(Stored records)

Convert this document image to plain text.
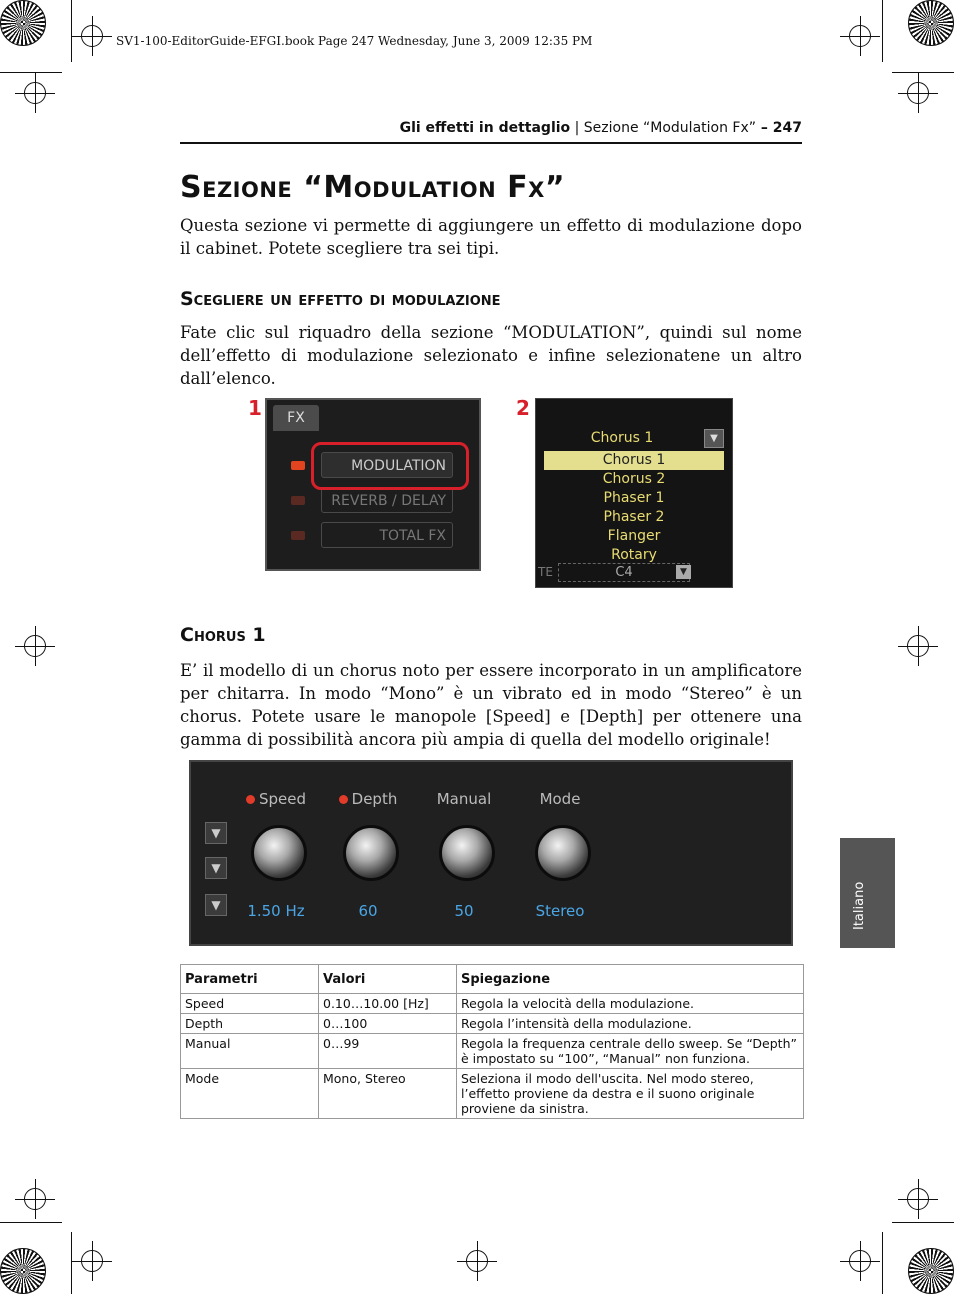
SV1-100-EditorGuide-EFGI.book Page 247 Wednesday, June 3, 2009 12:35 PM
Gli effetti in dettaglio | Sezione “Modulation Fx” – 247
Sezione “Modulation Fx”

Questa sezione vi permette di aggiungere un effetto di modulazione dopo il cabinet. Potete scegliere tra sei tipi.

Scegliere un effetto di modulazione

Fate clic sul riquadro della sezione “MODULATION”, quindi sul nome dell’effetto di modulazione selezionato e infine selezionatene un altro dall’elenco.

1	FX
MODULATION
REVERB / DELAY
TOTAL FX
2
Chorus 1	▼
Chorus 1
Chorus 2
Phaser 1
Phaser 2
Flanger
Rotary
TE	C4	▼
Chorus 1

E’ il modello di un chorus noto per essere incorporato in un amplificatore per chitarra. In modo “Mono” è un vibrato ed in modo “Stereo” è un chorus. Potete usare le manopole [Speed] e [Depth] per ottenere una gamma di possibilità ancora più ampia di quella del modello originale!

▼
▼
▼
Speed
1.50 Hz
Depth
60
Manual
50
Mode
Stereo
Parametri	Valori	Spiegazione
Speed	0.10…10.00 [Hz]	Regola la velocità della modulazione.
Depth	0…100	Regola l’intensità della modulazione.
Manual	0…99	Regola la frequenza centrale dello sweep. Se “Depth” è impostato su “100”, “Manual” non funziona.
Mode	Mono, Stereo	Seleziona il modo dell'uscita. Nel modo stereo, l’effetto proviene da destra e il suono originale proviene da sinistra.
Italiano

→ **PROBLEM TO SOLVE**
The records above should be reproduced exactly, with no pictures included.

→ **EXERCISE RESPONSE**
Convert this document image to plain text.
SV1-100-EditorGuide-EFGI.book Page 247 Wednesday, June 3, 2009 12:35 PM
Gli effetti in dettaglio | Sezione “Modulation Fx” – 247
Sezione “Modulation Fx”

Questa sezione vi permette di aggiungere un effetto di modulazione dopo il cabinet. Potete scegliere tra sei tipi.

Scegliere un effetto di modulazione

Fate clic sul riquadro della sezione “MODULATION”, quindi sul nome dell’effetto di modulazione selezionato e infine selezionatene un altro dall’elenco.

1	FX
MODULATION
REVERB / DELAY
TOTAL FX
2
Chorus 1	▼
Chorus 1
Chorus 2
Phaser 1
Phaser 2
Flanger
Rotary
TE	C4	▼
Chorus 1

E’ il modello di un chorus noto per essere incorporato in un amplificatore per chitarra. In modo “Mono” è un vibrato ed in modo “Stereo” è un chorus. Potete usare le manopole [Speed] e [Depth] per ottenere una gamma di possibilità ancora più ampia di quella del modello originale!

▼
▼
▼
Speed
1.50 Hz
Depth
60
Manual
50
Mode
Stereo
Parametri	Valori	Spiegazione
Speed	0.10…10.00 [Hz]	Regola la velocità della modulazione.
Depth	0…100	Regola l’intensità della modulazione.
Manual	0…99	Regola la frequenza centrale dello sweep. Se “Depth” è impostato su “100”, “Manual” non funziona.
Mode	Mono, Stereo	Seleziona il modo dell'uscita. Nel modo stereo, l’effetto proviene da destra e il suono originale proviene da sinistra.
Italiano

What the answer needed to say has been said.